- STATED TASK: Render every entry verbatim.

- SOURCE MATERIAL:

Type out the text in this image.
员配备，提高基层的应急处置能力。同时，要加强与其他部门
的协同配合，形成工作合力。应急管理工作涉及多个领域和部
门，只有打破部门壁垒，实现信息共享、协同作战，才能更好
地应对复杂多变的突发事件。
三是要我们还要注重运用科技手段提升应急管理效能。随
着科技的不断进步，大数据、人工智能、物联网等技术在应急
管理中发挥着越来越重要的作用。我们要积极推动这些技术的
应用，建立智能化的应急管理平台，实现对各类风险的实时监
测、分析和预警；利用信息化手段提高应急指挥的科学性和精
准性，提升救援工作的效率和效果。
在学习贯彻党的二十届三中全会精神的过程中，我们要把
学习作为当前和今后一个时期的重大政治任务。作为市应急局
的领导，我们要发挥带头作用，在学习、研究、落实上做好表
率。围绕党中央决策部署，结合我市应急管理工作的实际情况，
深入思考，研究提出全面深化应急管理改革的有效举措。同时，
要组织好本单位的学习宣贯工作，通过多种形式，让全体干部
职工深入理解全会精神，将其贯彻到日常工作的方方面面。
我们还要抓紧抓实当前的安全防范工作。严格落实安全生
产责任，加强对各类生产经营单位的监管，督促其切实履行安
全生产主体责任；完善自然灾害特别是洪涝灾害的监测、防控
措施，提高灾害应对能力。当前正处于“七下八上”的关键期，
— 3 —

- THE RESPONSE:
Type out the text in this image.
员配备，提高基层的应急处置能力。同时，要加强与其他部门
的协同配合，形成工作合力。应急管理工作涉及多个领域和部
门，只有打破部门壁垒，实现信息共享、协同作战，才能更好
地应对复杂多变的突发事件。
三是要我们还要注重运用科技手段提升应急管理效能。随
着科技的不断进步，大数据、人工智能、物联网等技术在应急
管理中发挥着越来越重要的作用。我们要积极推动这些技术的
应用，建立智能化的应急管理平台，实现对各类风险的实时监
测、分析和预警；利用信息化手段提高应急指挥的科学性和精
准性，提升救援工作的效率和效果。
在学习贯彻党的二十届三中全会精神的过程中，我们要把
学习作为当前和今后一个时期的重大政治任务。作为市应急局
的领导，我们要发挥带头作用，在学习、研究、落实上做好表
率。围绕党中央决策部署，结合我市应急管理工作的实际情况，
深入思考，研究提出全面深化应急管理改革的有效举措。同时，
要组织好本单位的学习宣贯工作，通过多种形式，让全体干部
职工深入理解全会精神，将其贯彻到日常工作的方方面面。
我们还要抓紧抓实当前的安全防范工作。严格落实安全生
产责任，加强对各类生产经营单位的监管，督促其切实履行安
全生产主体责任；完善自然灾害特别是洪涝灾害的监测、防控
措施，提高灾害应对能力。当前正处于“七下八上”的关键期，
— 3 —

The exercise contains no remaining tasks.